## List of tasks
1: Write out the stretch of the article on angiography and FFR from "Specifically, the team" through "the same vessel.", copying it word for word.
2: In the article on angiography and FFR, how many patients did the researchers enroll?
3: Translate this sentence from the article on angiography and FFR into Spanish: "The researchers completed three tests on each lesion: coronary angiography, FFR and intravascular ultrasound."

## Document segment
____

Feature | March 27, 2012

Study Shows Significant Mismatch Between Angiography, FFR Evaluation

The hemodynamic flow effect of a plaque rupture, as detected by FFR.

March 24, 2012 Coronary angiography is unable to accurately predict the severity of vessel narrowing, suggesting fractional flow reserve (FFR) functional tests should be added to help determine if a patient needs revascularization. This was according to research presented from the IRIS FFR-DEFER trial at the American College of Cardiology's (ACC) 61st Annual Scientific Session this week in Chicago. 

Seeking to improve physicians’ decision-making process when determining if a patient needs revascularization, a South Korean research team compared two different methods of evaluating arterial narrowing: coronary angiography and FFR. Currently, coronary angiography is commonly used to determine the need for revascularization, while FFR is included in practice guidelines but less frequently utilized. FFR uses an catheter probe to measure the level of blood flow before and after a stenotic lesion to determine how much the narrowing is affecting arterial function.

Specifically, the team wanted to determine why there is often a discrepancy, called a “visual-functional mismatch,” between the findings of these tests when performed on the same vessel.

“There are often notable discrepancies between the angiographic diameter stenosis and the physiologic significance of the lesion,” said lead investigator Seung-Jung Park, M.D., Ph.D., professor of medicine at Asan Medical Center in Seoul, South Korea. 

“We conducted the study to provide a comprehensive understanding of the factors responsible for this ‘visual-functional mismatch,’ which we believed would be helpful to overcome interventionalists’ excessive preoccupation with using angiography to decide whether to treat or not to treat,” he said. 

The researchers enrolled 1,000 patients with 1,129 lesions between November 2009 and June 2011 at a single center in Seoul, South Korea. Sixty-three patients had left main coronary artery (LMCA) lesions (a more complex type of narrowing; number of lesions=63), while 937 patients had non-LMCA lesions (number of lesions=1,066). The researchers completed three tests on each lesion: coronary angiography, FFR and intravascular ultrasound. They then examined the occurrence of visual-functional mismatch and analyzed the factors that led to the discrepancies between coronary angiography and FFR.

____

## Material provided

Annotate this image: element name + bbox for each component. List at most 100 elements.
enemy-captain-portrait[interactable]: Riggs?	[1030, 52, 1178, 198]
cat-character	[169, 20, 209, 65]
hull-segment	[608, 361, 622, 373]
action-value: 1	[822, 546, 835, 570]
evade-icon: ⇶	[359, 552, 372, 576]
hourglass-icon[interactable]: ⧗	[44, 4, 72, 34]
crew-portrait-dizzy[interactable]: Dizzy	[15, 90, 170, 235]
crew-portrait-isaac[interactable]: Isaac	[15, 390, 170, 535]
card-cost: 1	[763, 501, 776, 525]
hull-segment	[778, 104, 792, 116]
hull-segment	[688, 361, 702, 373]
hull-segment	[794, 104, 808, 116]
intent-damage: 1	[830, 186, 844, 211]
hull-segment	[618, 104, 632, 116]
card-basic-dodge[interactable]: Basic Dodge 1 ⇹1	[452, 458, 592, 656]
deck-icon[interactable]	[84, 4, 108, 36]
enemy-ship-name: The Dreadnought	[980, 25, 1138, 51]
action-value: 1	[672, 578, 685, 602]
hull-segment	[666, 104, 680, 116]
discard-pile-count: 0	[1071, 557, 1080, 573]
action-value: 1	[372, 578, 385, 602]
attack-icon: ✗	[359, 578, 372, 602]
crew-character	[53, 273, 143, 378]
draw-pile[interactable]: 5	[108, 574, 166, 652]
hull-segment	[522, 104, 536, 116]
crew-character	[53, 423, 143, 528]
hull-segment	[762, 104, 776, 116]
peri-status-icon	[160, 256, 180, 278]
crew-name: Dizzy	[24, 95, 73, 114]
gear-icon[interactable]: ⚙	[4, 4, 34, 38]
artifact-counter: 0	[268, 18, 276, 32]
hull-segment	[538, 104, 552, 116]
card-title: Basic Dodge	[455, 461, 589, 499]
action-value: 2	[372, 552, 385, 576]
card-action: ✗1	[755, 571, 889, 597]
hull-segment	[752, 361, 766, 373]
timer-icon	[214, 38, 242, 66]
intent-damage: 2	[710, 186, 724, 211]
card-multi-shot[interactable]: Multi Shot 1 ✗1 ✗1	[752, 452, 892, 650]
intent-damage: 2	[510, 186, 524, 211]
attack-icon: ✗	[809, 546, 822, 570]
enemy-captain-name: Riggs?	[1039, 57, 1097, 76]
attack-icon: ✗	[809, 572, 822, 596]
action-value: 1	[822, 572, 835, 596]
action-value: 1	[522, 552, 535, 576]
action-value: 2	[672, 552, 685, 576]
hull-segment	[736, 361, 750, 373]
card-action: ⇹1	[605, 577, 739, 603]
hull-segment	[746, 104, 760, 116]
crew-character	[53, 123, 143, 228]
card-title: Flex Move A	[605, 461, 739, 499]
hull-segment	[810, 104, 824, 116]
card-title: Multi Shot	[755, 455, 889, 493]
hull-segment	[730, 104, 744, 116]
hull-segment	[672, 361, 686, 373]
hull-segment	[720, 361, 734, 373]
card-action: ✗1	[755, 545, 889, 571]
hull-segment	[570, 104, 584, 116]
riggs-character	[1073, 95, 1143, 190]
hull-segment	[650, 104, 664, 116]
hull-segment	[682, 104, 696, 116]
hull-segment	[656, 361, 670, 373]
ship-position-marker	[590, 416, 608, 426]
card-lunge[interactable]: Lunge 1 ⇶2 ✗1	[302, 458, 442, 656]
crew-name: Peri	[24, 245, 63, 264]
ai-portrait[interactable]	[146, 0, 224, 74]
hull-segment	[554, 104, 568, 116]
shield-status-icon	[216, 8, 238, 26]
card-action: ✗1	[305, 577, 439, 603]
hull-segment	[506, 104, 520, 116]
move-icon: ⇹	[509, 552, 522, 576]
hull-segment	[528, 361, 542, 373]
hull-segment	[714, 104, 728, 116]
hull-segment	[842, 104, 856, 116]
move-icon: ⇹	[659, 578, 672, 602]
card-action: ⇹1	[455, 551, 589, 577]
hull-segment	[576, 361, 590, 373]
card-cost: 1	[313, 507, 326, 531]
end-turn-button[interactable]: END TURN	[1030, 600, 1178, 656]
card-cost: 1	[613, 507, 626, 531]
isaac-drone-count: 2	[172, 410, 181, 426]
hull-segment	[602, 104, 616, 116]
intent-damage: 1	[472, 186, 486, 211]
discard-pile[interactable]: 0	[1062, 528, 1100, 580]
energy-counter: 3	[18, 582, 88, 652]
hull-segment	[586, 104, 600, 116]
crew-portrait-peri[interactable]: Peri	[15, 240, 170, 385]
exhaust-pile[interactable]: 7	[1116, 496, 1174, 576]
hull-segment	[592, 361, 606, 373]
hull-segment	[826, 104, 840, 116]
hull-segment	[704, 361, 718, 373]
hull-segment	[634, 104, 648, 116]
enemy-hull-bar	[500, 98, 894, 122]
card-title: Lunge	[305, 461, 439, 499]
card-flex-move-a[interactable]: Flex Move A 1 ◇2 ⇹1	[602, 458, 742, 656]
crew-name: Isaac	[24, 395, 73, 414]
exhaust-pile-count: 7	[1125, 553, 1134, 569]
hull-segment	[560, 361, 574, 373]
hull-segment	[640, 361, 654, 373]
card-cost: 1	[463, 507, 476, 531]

____

## Per-task answers
1:
Specifically, the team wanted to determine why there is often a discrepancy, called a “visual-functional mismatch,” between the findings of these tests when performed on the same vessel.

2: 1,000 patients

3: Los investigadores realizaron tres pruebas en cada lesión: angiografía coronaria, FFR y ecografía intravascular.